Task requirements:
The data must be returned in full and exactly as given.

Records for this exercise:
********************

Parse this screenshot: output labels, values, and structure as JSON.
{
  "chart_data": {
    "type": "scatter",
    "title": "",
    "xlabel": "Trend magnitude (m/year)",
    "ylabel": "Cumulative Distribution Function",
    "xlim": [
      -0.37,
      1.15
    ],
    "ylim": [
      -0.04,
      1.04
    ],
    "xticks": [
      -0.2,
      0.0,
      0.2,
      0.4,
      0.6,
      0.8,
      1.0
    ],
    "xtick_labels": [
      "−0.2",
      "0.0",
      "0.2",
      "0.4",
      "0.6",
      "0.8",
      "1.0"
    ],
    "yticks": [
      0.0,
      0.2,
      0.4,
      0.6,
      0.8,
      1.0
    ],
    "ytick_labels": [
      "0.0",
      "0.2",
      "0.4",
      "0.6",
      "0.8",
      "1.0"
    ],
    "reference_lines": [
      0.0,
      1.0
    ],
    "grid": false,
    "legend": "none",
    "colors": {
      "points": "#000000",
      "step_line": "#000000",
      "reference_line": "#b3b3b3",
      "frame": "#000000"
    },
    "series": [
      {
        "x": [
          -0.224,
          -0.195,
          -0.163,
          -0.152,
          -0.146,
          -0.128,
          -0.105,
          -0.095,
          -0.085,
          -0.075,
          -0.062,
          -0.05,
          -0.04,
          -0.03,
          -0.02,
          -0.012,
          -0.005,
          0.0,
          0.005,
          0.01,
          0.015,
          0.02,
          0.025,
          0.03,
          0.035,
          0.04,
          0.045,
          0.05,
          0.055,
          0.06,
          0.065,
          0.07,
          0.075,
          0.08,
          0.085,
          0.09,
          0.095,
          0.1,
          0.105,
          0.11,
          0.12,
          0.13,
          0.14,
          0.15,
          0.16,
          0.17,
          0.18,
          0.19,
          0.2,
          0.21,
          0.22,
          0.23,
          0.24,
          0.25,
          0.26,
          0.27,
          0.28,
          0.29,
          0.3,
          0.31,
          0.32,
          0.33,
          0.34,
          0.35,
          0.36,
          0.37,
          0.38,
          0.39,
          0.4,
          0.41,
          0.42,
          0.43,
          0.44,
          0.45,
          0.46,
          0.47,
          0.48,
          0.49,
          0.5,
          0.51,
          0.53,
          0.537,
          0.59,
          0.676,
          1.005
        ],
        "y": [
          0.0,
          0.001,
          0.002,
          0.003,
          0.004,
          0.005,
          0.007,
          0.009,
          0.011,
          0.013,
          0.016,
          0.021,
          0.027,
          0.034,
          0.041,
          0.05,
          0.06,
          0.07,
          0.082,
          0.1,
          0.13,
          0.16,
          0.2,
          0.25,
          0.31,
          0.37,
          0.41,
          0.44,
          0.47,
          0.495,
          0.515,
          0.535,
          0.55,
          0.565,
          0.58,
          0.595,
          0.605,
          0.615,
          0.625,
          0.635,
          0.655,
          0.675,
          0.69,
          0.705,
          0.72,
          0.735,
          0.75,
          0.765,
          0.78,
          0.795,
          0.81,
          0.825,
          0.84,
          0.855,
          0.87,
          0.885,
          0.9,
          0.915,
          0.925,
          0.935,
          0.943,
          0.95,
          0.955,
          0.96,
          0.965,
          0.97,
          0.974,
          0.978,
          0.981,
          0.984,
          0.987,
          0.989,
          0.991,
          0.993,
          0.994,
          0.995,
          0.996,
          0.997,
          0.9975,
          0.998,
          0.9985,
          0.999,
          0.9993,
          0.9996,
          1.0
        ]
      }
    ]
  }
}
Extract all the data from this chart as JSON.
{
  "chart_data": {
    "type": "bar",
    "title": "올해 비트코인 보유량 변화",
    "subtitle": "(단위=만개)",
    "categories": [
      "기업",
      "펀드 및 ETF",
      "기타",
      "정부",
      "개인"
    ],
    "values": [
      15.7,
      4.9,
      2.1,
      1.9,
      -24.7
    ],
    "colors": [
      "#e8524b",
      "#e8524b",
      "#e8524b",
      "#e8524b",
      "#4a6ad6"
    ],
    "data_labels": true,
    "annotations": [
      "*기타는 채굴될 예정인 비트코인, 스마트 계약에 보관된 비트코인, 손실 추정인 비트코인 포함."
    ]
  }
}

********************

Exercise output:
Parse this screenshot: output labels, values, and structure as JSON.
{
  "chart_data": {
    "type": "scatter",
    "title": "",
    "xlabel": "Trend magnitude (m/year)",
    "ylabel": "Cumulative Distribution Function",
    "xlim": [
      -0.37,
      1.15
    ],
    "ylim": [
      -0.04,
      1.04
    ],
    "xticks": [
      -0.2,
      0.0,
      0.2,
      0.4,
      0.6,
      0.8,
      1.0
    ],
    "xtick_labels": [
      "−0.2",
      "0.0",
      "0.2",
      "0.4",
      "0.6",
      "0.8",
      "1.0"
    ],
    "yticks": [
      0.0,
      0.2,
      0.4,
      0.6,
      0.8,
      1.0
    ],
    "ytick_labels": [
      "0.0",
      "0.2",
      "0.4",
      "0.6",
      "0.8",
      "1.0"
    ],
    "reference_lines": [
      0.0,
      1.0
    ],
    "grid": false,
    "legend": "none",
    "colors": {
      "points": "#000000",
      "step_line": "#000000",
      "reference_line": "#b3b3b3",
      "frame": "#000000"
    },
    "series": [
      {
        "x": [
          -0.224,
          -0.195,
          -0.163,
          -0.152,
          -0.146,
          -0.128,
          -0.105,
          -0.095,
          -0.085,
          -0.075,
          -0.062,
          -0.05,
          -0.04,
          -0.03,
          -0.02,
          -0.012,
          -0.005,
          0.0,
          0.005,
          0.01,
          0.015,
          0.02,
          0.025,
          0.03,
          0.035,
          0.04,
          0.045,
          0.05,
          0.055,
          0.06,
          0.065,
          0.07,
          0.075,
          0.08,
          0.085,
          0.09,
          0.095,
          0.1,
          0.105,
          0.11,
          0.12,
          0.13,
          0.14,
          0.15,
          0.16,
          0.17,
          0.18,
          0.19,
          0.2,
          0.21,
          0.22,
          0.23,
          0.24,
          0.25,
          0.26,
          0.27,
          0.28,
          0.29,
          0.3,
          0.31,
          0.32,
          0.33,
          0.34,
          0.35,
          0.36,
          0.37,
          0.38,
          0.39,
          0.4,
          0.41,
          0.42,
          0.43,
          0.44,
          0.45,
          0.46,
          0.47,
          0.48,
          0.49,
          0.5,
          0.51,
          0.53,
          0.537,
          0.59,
          0.676,
          1.005
        ],
        "y": [
          0.0,
          0.001,
          0.002,
          0.003,
          0.004,
          0.005,
          0.007,
          0.009,
          0.011,
          0.013,
          0.016,
          0.021,
          0.027,
          0.034,
          0.041,
          0.05,
          0.06,
          0.07,
          0.082,
          0.1,
          0.13,
          0.16,
          0.2,
          0.25,
          0.31,
          0.37,
          0.41,
          0.44,
          0.47,
          0.495,
          0.515,
          0.535,
          0.55,
          0.565,
          0.58,
          0.595,
          0.605,
          0.615,
          0.625,
          0.635,
          0.655,
          0.675,
          0.69,
          0.705,
          0.72,
          0.735,
          0.75,
          0.765,
          0.78,
          0.795,
          0.81,
          0.825,
          0.84,
          0.855,
          0.87,
          0.885,
          0.9,
          0.915,
          0.925,
          0.935,
          0.943,
          0.95,
          0.955,
          0.96,
          0.965,
          0.97,
          0.974,
          0.978,
          0.981,
          0.984,
          0.987,
          0.989,
          0.991,
          0.993,
          0.994,
          0.995,
          0.996,
          0.997,
          0.9975,
          0.998,
          0.9985,
          0.999,
          0.9993,
          0.9996,
          1.0
        ]
      }
    ]
  }
}
Extract all the data from this chart as JSON.
{
  "chart_data": {
    "type": "bar",
    "title": "올해 비트코인 보유량 변화",
    "subtitle": "(단위=만개)",
    "categories": [
      "기업",
      "펀드 및 ETF",
      "기타",
      "정부",
      "개인"
    ],
    "values": [
      15.7,
      4.9,
      2.1,
      1.9,
      -24.7
    ],
    "colors": [
      "#e8524b",
      "#e8524b",
      "#e8524b",
      "#e8524b",
      "#4a6ad6"
    ],
    "data_labels": true,
    "annotations": [
      "*기타는 채굴될 예정인 비트코인, 스마트 계약에 보관된 비트코인, 손실 추정인 비트코인 포함."
    ]
  }
}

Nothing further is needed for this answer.